▶ Raw data
---

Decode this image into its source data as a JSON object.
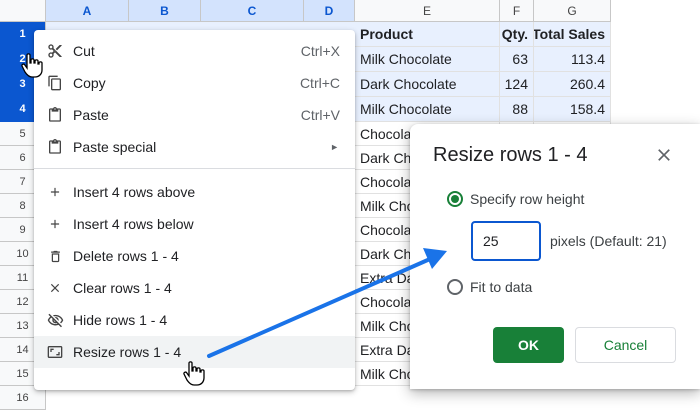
{
  "sheet": {
    "columns": [
      "A",
      "B",
      "C",
      "D",
      "E",
      "F",
      "G"
    ],
    "rows": [
      "1",
      "2",
      "3",
      "4",
      "5",
      "6",
      "7",
      "8",
      "9",
      "10",
      "11",
      "12",
      "13",
      "14",
      "15",
      "16"
    ],
    "selected_rows": [
      "1",
      "2",
      "3",
      "4"
    ],
    "header": {
      "product": "Product",
      "qty": "Qty.",
      "total": "Total Sales"
    },
    "data": [
      {
        "product": "Milk Chocolate",
        "qty": "63",
        "total": "113.4"
      },
      {
        "product": "Dark Chocolate",
        "qty": "124",
        "total": "260.4"
      },
      {
        "product": "Milk Chocolate",
        "qty": "88",
        "total": "158.4"
      },
      {
        "product": "Chocolate",
        "qty": "",
        "total": ""
      },
      {
        "product": "Dark Chocolate",
        "qty": "",
        "total": ""
      },
      {
        "product": "Chocolate",
        "qty": "",
        "total": ""
      },
      {
        "product": "Milk Chocolate",
        "qty": "",
        "total": ""
      },
      {
        "product": "Chocolate",
        "qty": "",
        "total": ""
      },
      {
        "product": "Dark Chocolate",
        "qty": "",
        "total": ""
      },
      {
        "product": "Extra Dark",
        "qty": "",
        "total": ""
      },
      {
        "product": "Chocolate",
        "qty": "",
        "total": ""
      },
      {
        "product": "Milk Chocolate",
        "qty": "",
        "total": ""
      },
      {
        "product": "Extra Dark",
        "qty": "",
        "total": ""
      },
      {
        "product": "Milk Chocolate",
        "qty": "",
        "total": ""
      }
    ]
  },
  "context_menu": {
    "cut": {
      "label": "Cut",
      "shortcut": "Ctrl+X"
    },
    "copy": {
      "label": "Copy",
      "shortcut": "Ctrl+C"
    },
    "paste": {
      "label": "Paste",
      "shortcut": "Ctrl+V"
    },
    "paste_special": {
      "label": "Paste special"
    },
    "insert_above": {
      "label": "Insert 4 rows above"
    },
    "insert_below": {
      "label": "Insert 4 rows below"
    },
    "delete_rows": {
      "label": "Delete rows 1 - 4"
    },
    "clear_rows": {
      "label": "Clear rows 1 - 4"
    },
    "hide_rows": {
      "label": "Hide rows 1 - 4"
    },
    "resize_rows": {
      "label": "Resize rows 1 - 4"
    }
  },
  "dialog": {
    "title": "Resize rows 1 - 4",
    "option_specify": "Specify row height",
    "height_value": "25",
    "pixels_label": "pixels (Default: 21)",
    "option_fit": "Fit to data",
    "ok_label": "OK",
    "cancel_label": "Cancel"
  },
  "colors": {
    "accent_blue": "#0b57d0",
    "selection_fill": "#e8f0fe",
    "ok_green": "#188038",
    "arrow_blue": "#1a73e8"
  }
}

---

▶ To be done
Copy out all the entries exactly. Images stay out of the copy.

▶ Task response
Decode this image into its source data as a JSON object.
{
  "sheet": {
    "columns": [
      "A",
      "B",
      "C",
      "D",
      "E",
      "F",
      "G"
    ],
    "rows": [
      "1",
      "2",
      "3",
      "4",
      "5",
      "6",
      "7",
      "8",
      "9",
      "10",
      "11",
      "12",
      "13",
      "14",
      "15",
      "16"
    ],
    "selected_rows": [
      "1",
      "2",
      "3",
      "4"
    ],
    "header": {
      "product": "Product",
      "qty": "Qty.",
      "total": "Total Sales"
    },
    "data": [
      {
        "product": "Milk Chocolate",
        "qty": "63",
        "total": "113.4"
      },
      {
        "product": "Dark Chocolate",
        "qty": "124",
        "total": "260.4"
      },
      {
        "product": "Milk Chocolate",
        "qty": "88",
        "total": "158.4"
      },
      {
        "product": "Chocolate",
        "qty": "",
        "total": ""
      },
      {
        "product": "Dark Chocolate",
        "qty": "",
        "total": ""
      },
      {
        "product": "Chocolate",
        "qty": "",
        "total": ""
      },
      {
        "product": "Milk Chocolate",
        "qty": "",
        "total": ""
      },
      {
        "product": "Chocolate",
        "qty": "",
        "total": ""
      },
      {
        "product": "Dark Chocolate",
        "qty": "",
        "total": ""
      },
      {
        "product": "Extra Dark",
        "qty": "",
        "total": ""
      },
      {
        "product": "Chocolate",
        "qty": "",
        "total": ""
      },
      {
        "product": "Milk Chocolate",
        "qty": "",
        "total": ""
      },
      {
        "product": "Extra Dark",
        "qty": "",
        "total": ""
      },
      {
        "product": "Milk Chocolate",
        "qty": "",
        "total": ""
      }
    ]
  },
  "context_menu": {
    "cut": {
      "label": "Cut",
      "shortcut": "Ctrl+X"
    },
    "copy": {
      "label": "Copy",
      "shortcut": "Ctrl+C"
    },
    "paste": {
      "label": "Paste",
      "shortcut": "Ctrl+V"
    },
    "paste_special": {
      "label": "Paste special"
    },
    "insert_above": {
      "label": "Insert 4 rows above"
    },
    "insert_below": {
      "label": "Insert 4 rows below"
    },
    "delete_rows": {
      "label": "Delete rows 1 - 4"
    },
    "clear_rows": {
      "label": "Clear rows 1 - 4"
    },
    "hide_rows": {
      "label": "Hide rows 1 - 4"
    },
    "resize_rows": {
      "label": "Resize rows 1 - 4"
    }
  },
  "dialog": {
    "title": "Resize rows 1 - 4",
    "option_specify": "Specify row height",
    "height_value": "25",
    "pixels_label": "pixels (Default: 21)",
    "option_fit": "Fit to data",
    "ok_label": "OK",
    "cancel_label": "Cancel"
  },
  "colors": {
    "accent_blue": "#0b57d0",
    "selection_fill": "#e8f0fe",
    "ok_green": "#188038",
    "arrow_blue": "#1a73e8"
  }
}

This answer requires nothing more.